**PROVIDED RECORDS**:
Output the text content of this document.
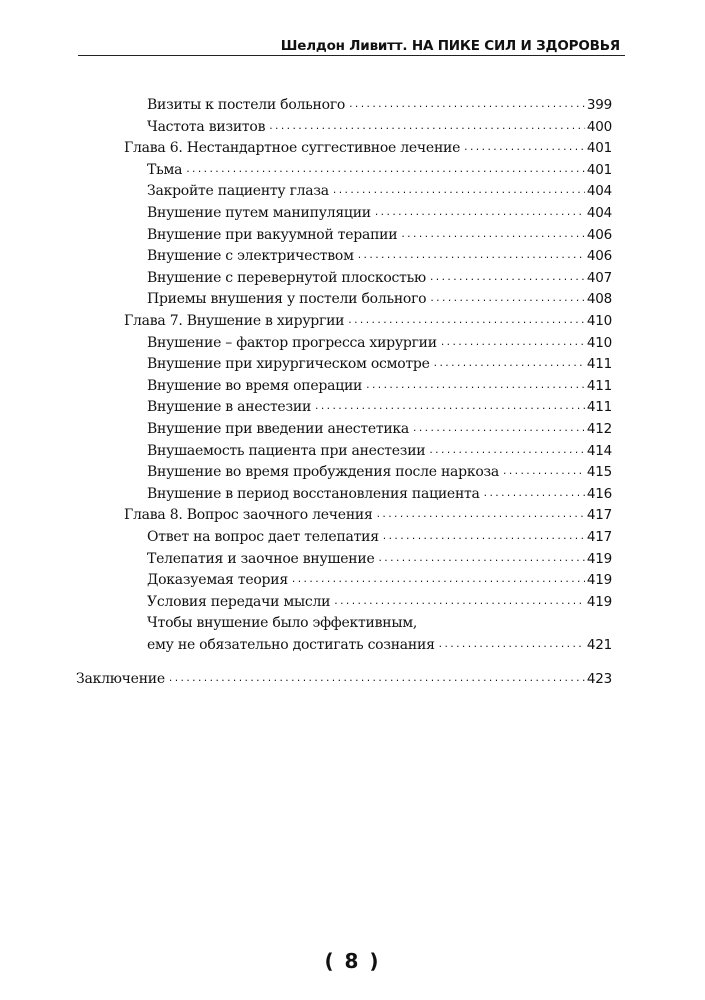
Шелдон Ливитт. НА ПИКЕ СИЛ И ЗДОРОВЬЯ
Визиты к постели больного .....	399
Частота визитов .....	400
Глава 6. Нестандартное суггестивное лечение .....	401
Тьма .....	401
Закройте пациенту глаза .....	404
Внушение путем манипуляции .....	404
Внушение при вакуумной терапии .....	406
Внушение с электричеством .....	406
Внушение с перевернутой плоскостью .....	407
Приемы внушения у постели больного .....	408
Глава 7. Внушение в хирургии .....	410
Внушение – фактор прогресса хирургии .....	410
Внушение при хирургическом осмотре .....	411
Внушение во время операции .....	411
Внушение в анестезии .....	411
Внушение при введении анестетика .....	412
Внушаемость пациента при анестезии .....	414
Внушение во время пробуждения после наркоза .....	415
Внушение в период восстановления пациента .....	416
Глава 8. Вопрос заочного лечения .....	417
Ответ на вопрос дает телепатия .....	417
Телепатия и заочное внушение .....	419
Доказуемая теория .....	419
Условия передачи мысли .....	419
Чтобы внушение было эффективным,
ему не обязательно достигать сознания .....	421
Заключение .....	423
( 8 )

**EXERCISE INSTRUCTIONS**: Show every line where the string "пациента" appears.

**RESULT FOR THIS EXERCISE**:
Внушаемость пациента при анестезии .....	414
Внушение в период восстановления пациента .....	416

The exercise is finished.